**Request:**
Omit images. Retype all entries verbatim.

-- start of Record extracts --

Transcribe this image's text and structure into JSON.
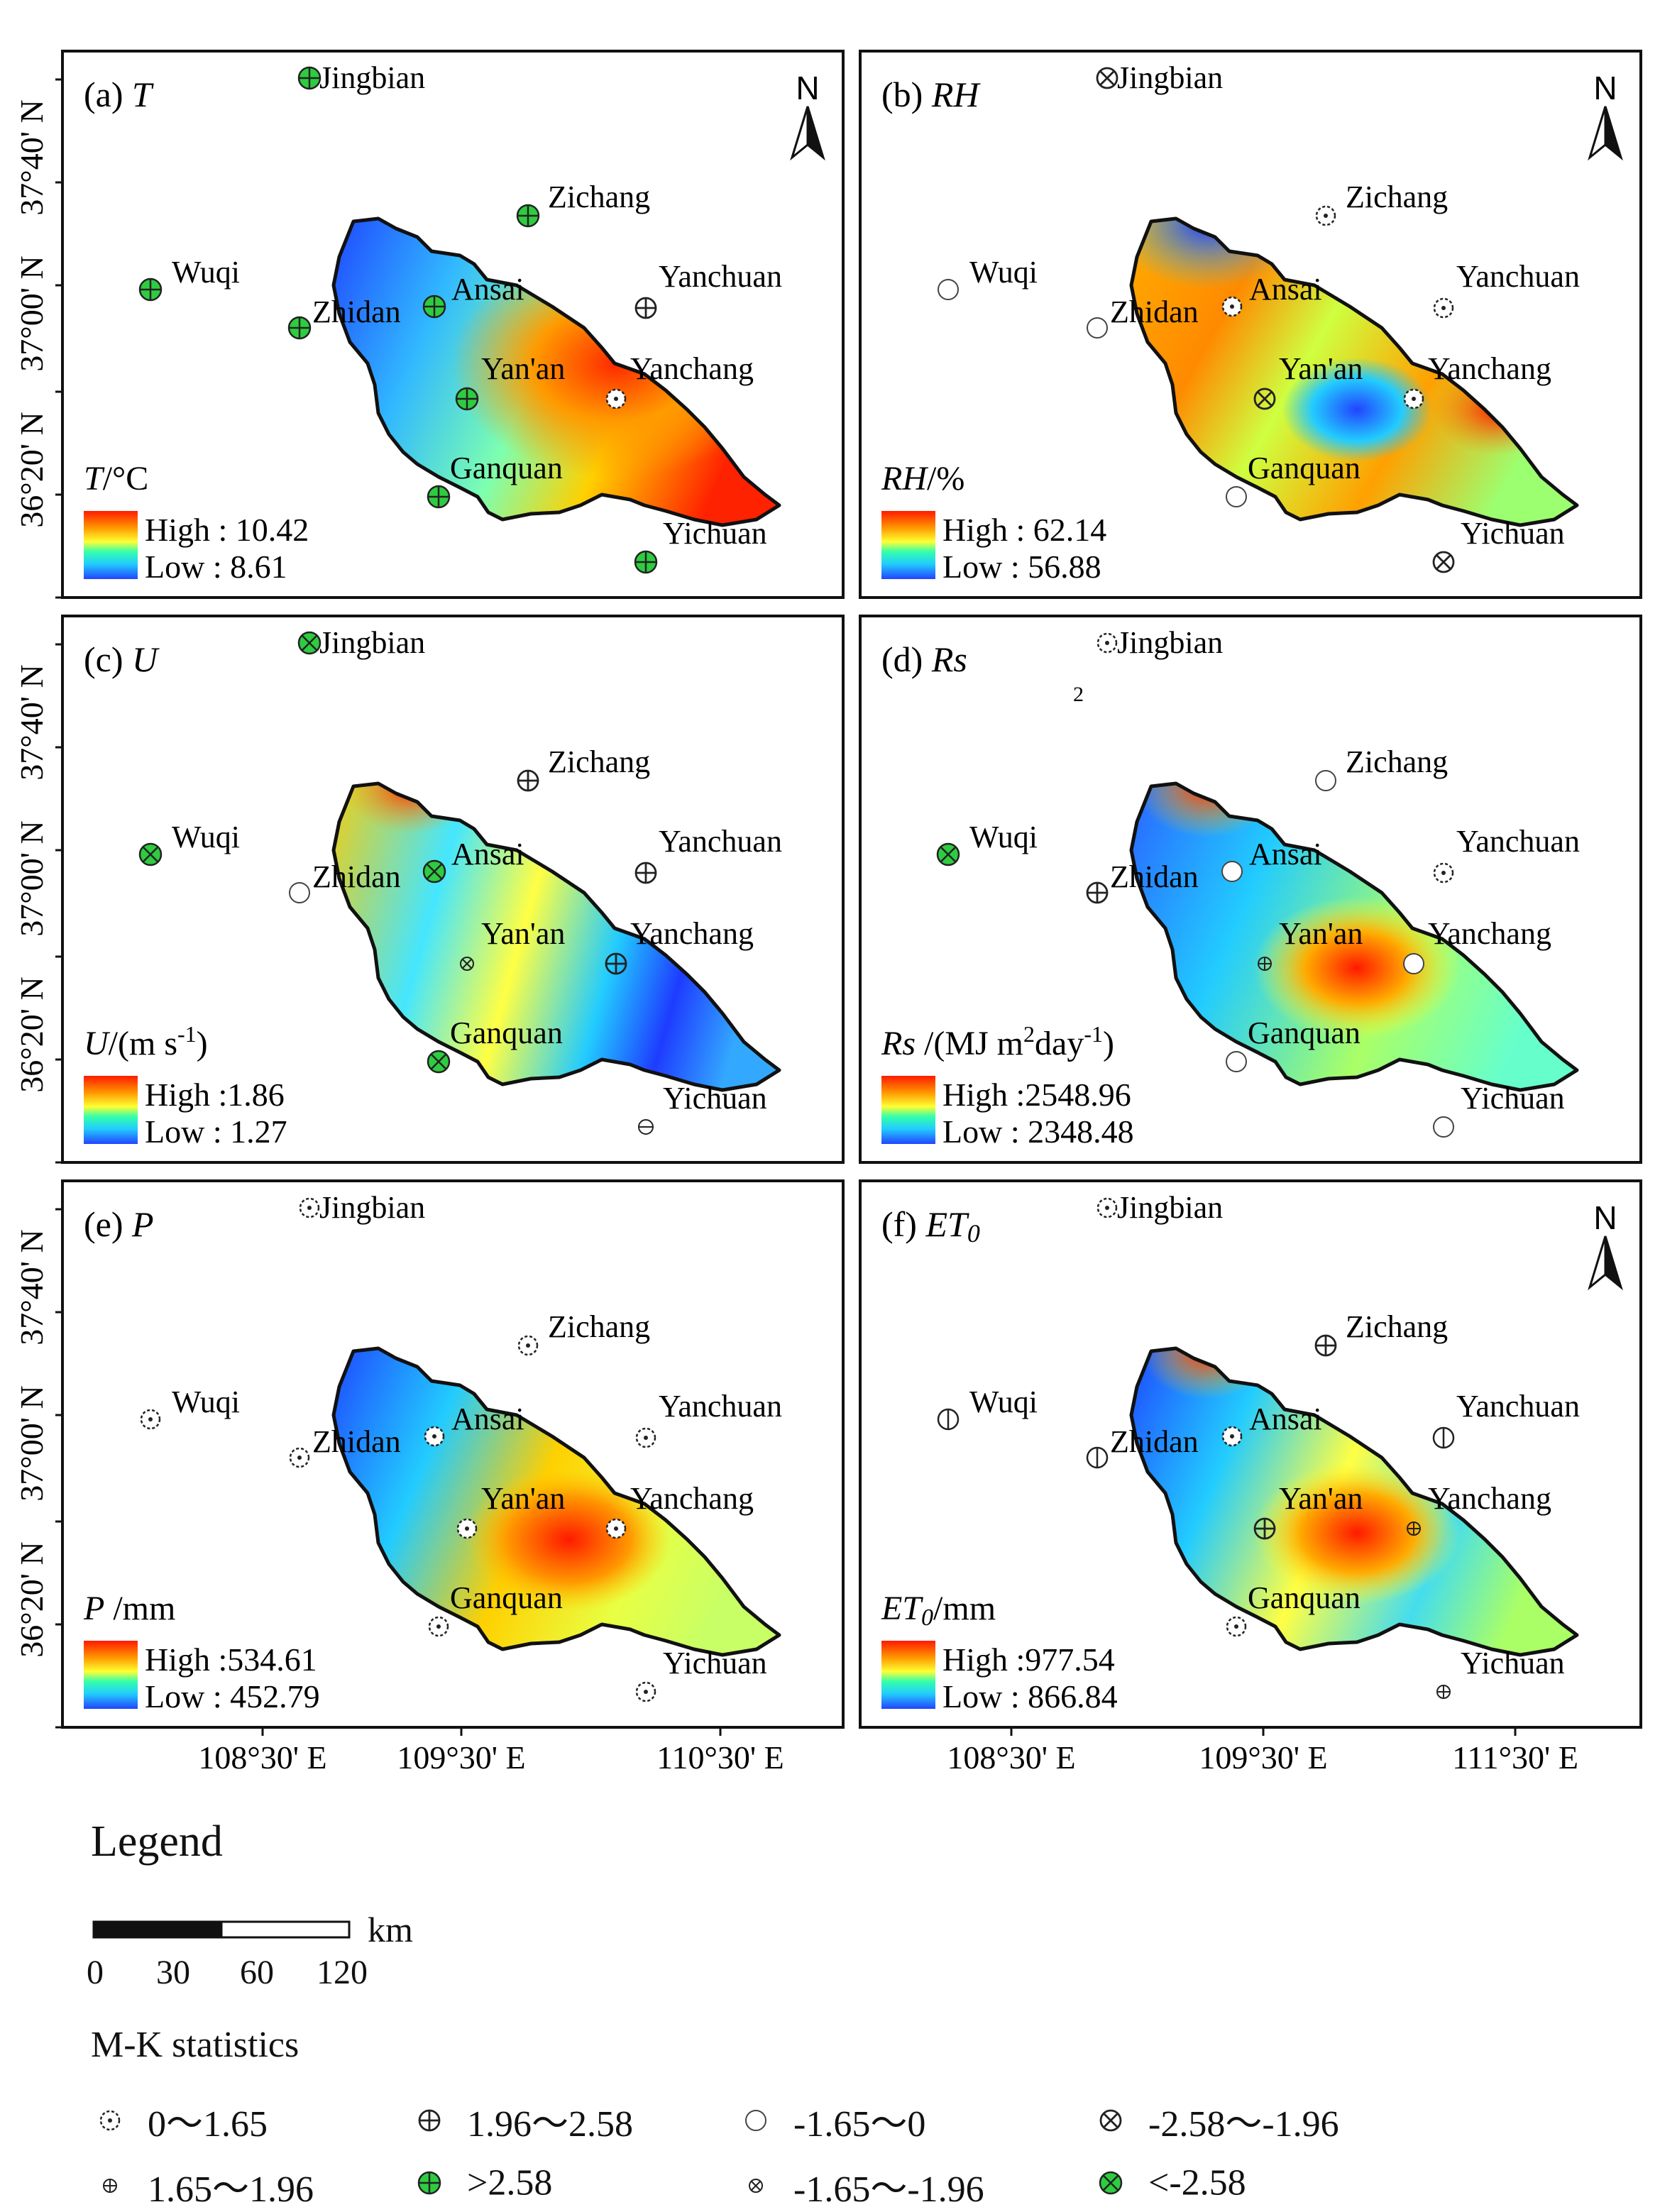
{
  "panels": [
    {
      "id": "a",
      "label": "(a)",
      "var": "T",
      "unit_prefix": "T",
      "unit_suffix": "/°C",
      "high": "High : 10.42",
      "low": "Low : 8.61",
      "north": "N",
      "stations": {
        "Jingbian": ">2.58",
        "Zichang": ">2.58",
        "Wuqi": ">2.58",
        "Zhidan": ">2.58",
        "Ansai": ">2.58",
        "Yanchuan": "1.96~2.58",
        "Yan'an": ">2.58",
        "Yanchang": "0~1.65",
        "Ganquan": ">2.58",
        "Yichuan": ">2.58"
      }
    },
    {
      "id": "b",
      "label": "(b)",
      "var": "RH",
      "unit_prefix": "RH",
      "unit_suffix": "/%",
      "high": "High : 62.14",
      "low": "Low : 56.88",
      "north": "N",
      "stations": {
        "Jingbian": "-2.58~-1.96",
        "Zichang": "0~1.65",
        "Wuqi": "-1.65~0",
        "Zhidan": "-1.65~0",
        "Ansai": "0~1.65",
        "Yanchuan": "0~1.65",
        "Yan'an": "-2.58~-1.96",
        "Yanchang": "0~1.65",
        "Ganquan": "-1.65~0",
        "Yichuan": "-2.58~-1.96"
      }
    },
    {
      "id": "c",
      "label": "(c)",
      "var": "U",
      "unit_prefix": "U",
      "unit_suffix": "/(m s",
      "unit_sup": "-1",
      "unit_end": ")",
      "high": "High :1.86",
      "low": "Low : 1.27",
      "north": "",
      "stations": {
        "Jingbian": "<-2.58",
        "Zichang": "1.96~2.58",
        "Wuqi": "<-2.58",
        "Zhidan": "-1.65~0",
        "Ansai": "<-2.58",
        "Yanchuan": "1.96~2.58",
        "Yan'an": "-1.65~-1.96",
        "Yanchang": "1.96~2.58",
        "Ganquan": "<-2.58",
        "Yichuan": "1.65~1.96"
      }
    },
    {
      "id": "d",
      "label": "(d)",
      "var": "Rs",
      "unit_prefix": "Rs",
      "unit_suffix": " /(MJ m",
      "unit_sup": "2",
      "unit_mid": "day",
      "unit_sup2": "-1",
      "unit_end": ")",
      "stray": "2",
      "high": "High :2548.96",
      "low": "Low : 2348.48",
      "north": "",
      "stations": {
        "Jingbian": "0~1.65",
        "Zichang": "-1.65~0",
        "Wuqi": "<-2.58",
        "Zhidan": "1.96~2.58",
        "Ansai": "-1.65~0",
        "Yanchuan": "0~1.65",
        "Yan'an": "1.65~1.96",
        "Yanchang": "-1.65~0",
        "Ganquan": "-1.65~0",
        "Yichuan": "-1.65~0"
      }
    },
    {
      "id": "e",
      "label": "(e)",
      "var": "P",
      "unit_prefix": "P",
      "unit_suffix": " /mm",
      "high": "High :534.61",
      "low": "Low : 452.79",
      "north": "",
      "stations": {
        "Jingbian": "0~1.65",
        "Zichang": "0~1.65",
        "Wuqi": "0~1.65",
        "Zhidan": "0~1.65",
        "Ansai": "0~1.65",
        "Yanchuan": "0~1.65",
        "Yan'an": "0~1.65",
        "Yanchang": "0~1.65",
        "Ganquan": "0~1.65",
        "Yichuan": "0~1.65"
      }
    },
    {
      "id": "f",
      "label": "(f)",
      "var": "ET",
      "var_sub": "0",
      "unit_prefix": "ET",
      "unit_sub": "0",
      "unit_suffix": "/mm",
      "high": "High :977.54",
      "low": "Low : 866.84",
      "north": "N",
      "stations": {
        "Jingbian": "0~1.65",
        "Zichang": "1.96~2.58",
        "Wuqi": "-1.65~0",
        "Zhidan": "-1.65~0",
        "Ansai": "0~1.65",
        "Yanchuan": "-1.65~0",
        "Yan'an": "1.96~2.58",
        "Yanchang": "1.65~1.96",
        "Ganquan": "0~1.65",
        "Yichuan": "1.65~1.96"
      }
    }
  ],
  "y_ticks": [
    "37°40' N",
    "37°00' N",
    "36°20' N"
  ],
  "x_ticks_left": [
    "108°30' E",
    "109°30' E",
    "110°30' E"
  ],
  "x_ticks_right": [
    "108°30' E",
    "109°30' E",
    "111°30' E"
  ],
  "legend": {
    "title": "Legend",
    "scale_unit": "km",
    "scale_labels": [
      "0",
      "30",
      "60",
      "120"
    ],
    "mk_title": "M-K statistics",
    "mk_items": [
      {
        "sym": "0~1.65",
        "label": "0～1.65"
      },
      {
        "sym": "1.96~2.58",
        "label": "1.96～2.58"
      },
      {
        "sym": "-1.65~0",
        "label": "-1.65～0"
      },
      {
        "sym": "-2.58~-1.96",
        "label": "-2.58～-1.96"
      },
      {
        "sym": "1.65~1.96",
        "label": "1.65～1.96"
      },
      {
        "sym": ">2.58",
        "label": ">2.58"
      },
      {
        "sym": "-1.65~-1.96",
        "label": "-1.65～-1.96"
      },
      {
        "sym": "<-2.58",
        "label": "<-2.58"
      }
    ]
  },
  "colors": {
    "frame": "#111111",
    "green": "#2ecc40",
    "dark_red": "#c0271a",
    "dark_blue": "#1f3bd6"
  }
}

-- end of Record extracts --

**The completed task:**
Transcribe this image's text and structure into JSON.
{
  "panels": [
    {
      "id": "a",
      "label": "(a)",
      "var": "T",
      "unit_prefix": "T",
      "unit_suffix": "/°C",
      "high": "High : 10.42",
      "low": "Low : 8.61",
      "north": "N",
      "stations": {
        "Jingbian": ">2.58",
        "Zichang": ">2.58",
        "Wuqi": ">2.58",
        "Zhidan": ">2.58",
        "Ansai": ">2.58",
        "Yanchuan": "1.96~2.58",
        "Yan'an": ">2.58",
        "Yanchang": "0~1.65",
        "Ganquan": ">2.58",
        "Yichuan": ">2.58"
      }
    },
    {
      "id": "b",
      "label": "(b)",
      "var": "RH",
      "unit_prefix": "RH",
      "unit_suffix": "/%",
      "high": "High : 62.14",
      "low": "Low : 56.88",
      "north": "N",
      "stations": {
        "Jingbian": "-2.58~-1.96",
        "Zichang": "0~1.65",
        "Wuqi": "-1.65~0",
        "Zhidan": "-1.65~0",
        "Ansai": "0~1.65",
        "Yanchuan": "0~1.65",
        "Yan'an": "-2.58~-1.96",
        "Yanchang": "0~1.65",
        "Ganquan": "-1.65~0",
        "Yichuan": "-2.58~-1.96"
      }
    },
    {
      "id": "c",
      "label": "(c)",
      "var": "U",
      "unit_prefix": "U",
      "unit_suffix": "/(m s",
      "unit_sup": "-1",
      "unit_end": ")",
      "high": "High :1.86",
      "low": "Low : 1.27",
      "north": "",
      "stations": {
        "Jingbian": "<-2.58",
        "Zichang": "1.96~2.58",
        "Wuqi": "<-2.58",
        "Zhidan": "-1.65~0",
        "Ansai": "<-2.58",
        "Yanchuan": "1.96~2.58",
        "Yan'an": "-1.65~-1.96",
        "Yanchang": "1.96~2.58",
        "Ganquan": "<-2.58",
        "Yichuan": "1.65~1.96"
      }
    },
    {
      "id": "d",
      "label": "(d)",
      "var": "Rs",
      "unit_prefix": "Rs",
      "unit_suffix": " /(MJ m",
      "unit_sup": "2",
      "unit_mid": "day",
      "unit_sup2": "-1",
      "unit_end": ")",
      "stray": "2",
      "high": "High :2548.96",
      "low": "Low : 2348.48",
      "north": "",
      "stations": {
        "Jingbian": "0~1.65",
        "Zichang": "-1.65~0",
        "Wuqi": "<-2.58",
        "Zhidan": "1.96~2.58",
        "Ansai": "-1.65~0",
        "Yanchuan": "0~1.65",
        "Yan'an": "1.65~1.96",
        "Yanchang": "-1.65~0",
        "Ganquan": "-1.65~0",
        "Yichuan": "-1.65~0"
      }
    },
    {
      "id": "e",
      "label": "(e)",
      "var": "P",
      "unit_prefix": "P",
      "unit_suffix": " /mm",
      "high": "High :534.61",
      "low": "Low : 452.79",
      "north": "",
      "stations": {
        "Jingbian": "0~1.65",
        "Zichang": "0~1.65",
        "Wuqi": "0~1.65",
        "Zhidan": "0~1.65",
        "Ansai": "0~1.65",
        "Yanchuan": "0~1.65",
        "Yan'an": "0~1.65",
        "Yanchang": "0~1.65",
        "Ganquan": "0~1.65",
        "Yichuan": "0~1.65"
      }
    },
    {
      "id": "f",
      "label": "(f)",
      "var": "ET",
      "var_sub": "0",
      "unit_prefix": "ET",
      "unit_sub": "0",
      "unit_suffix": "/mm",
      "high": "High :977.54",
      "low": "Low : 866.84",
      "north": "N",
      "stations": {
        "Jingbian": "0~1.65",
        "Zichang": "1.96~2.58",
        "Wuqi": "-1.65~0",
        "Zhidan": "-1.65~0",
        "Ansai": "0~1.65",
        "Yanchuan": "-1.65~0",
        "Yan'an": "1.96~2.58",
        "Yanchang": "1.65~1.96",
        "Ganquan": "0~1.65",
        "Yichuan": "1.65~1.96"
      }
    }
  ],
  "y_ticks": [
    "37°40' N",
    "37°00' N",
    "36°20' N"
  ],
  "x_ticks_left": [
    "108°30' E",
    "109°30' E",
    "110°30' E"
  ],
  "x_ticks_right": [
    "108°30' E",
    "109°30' E",
    "111°30' E"
  ],
  "legend": {
    "title": "Legend",
    "scale_unit": "km",
    "scale_labels": [
      "0",
      "30",
      "60",
      "120"
    ],
    "mk_title": "M-K statistics",
    "mk_items": [
      {
        "sym": "0~1.65",
        "label": "0～1.65"
      },
      {
        "sym": "1.96~2.58",
        "label": "1.96～2.58"
      },
      {
        "sym": "-1.65~0",
        "label": "-1.65～0"
      },
      {
        "sym": "-2.58~-1.96",
        "label": "-2.58～-1.96"
      },
      {
        "sym": "1.65~1.96",
        "label": "1.65～1.96"
      },
      {
        "sym": ">2.58",
        "label": ">2.58"
      },
      {
        "sym": "-1.65~-1.96",
        "label": "-1.65～-1.96"
      },
      {
        "sym": "<-2.58",
        "label": "<-2.58"
      }
    ]
  },
  "colors": {
    "frame": "#111111",
    "green": "#2ecc40",
    "dark_red": "#c0271a",
    "dark_blue": "#1f3bd6"
  }
}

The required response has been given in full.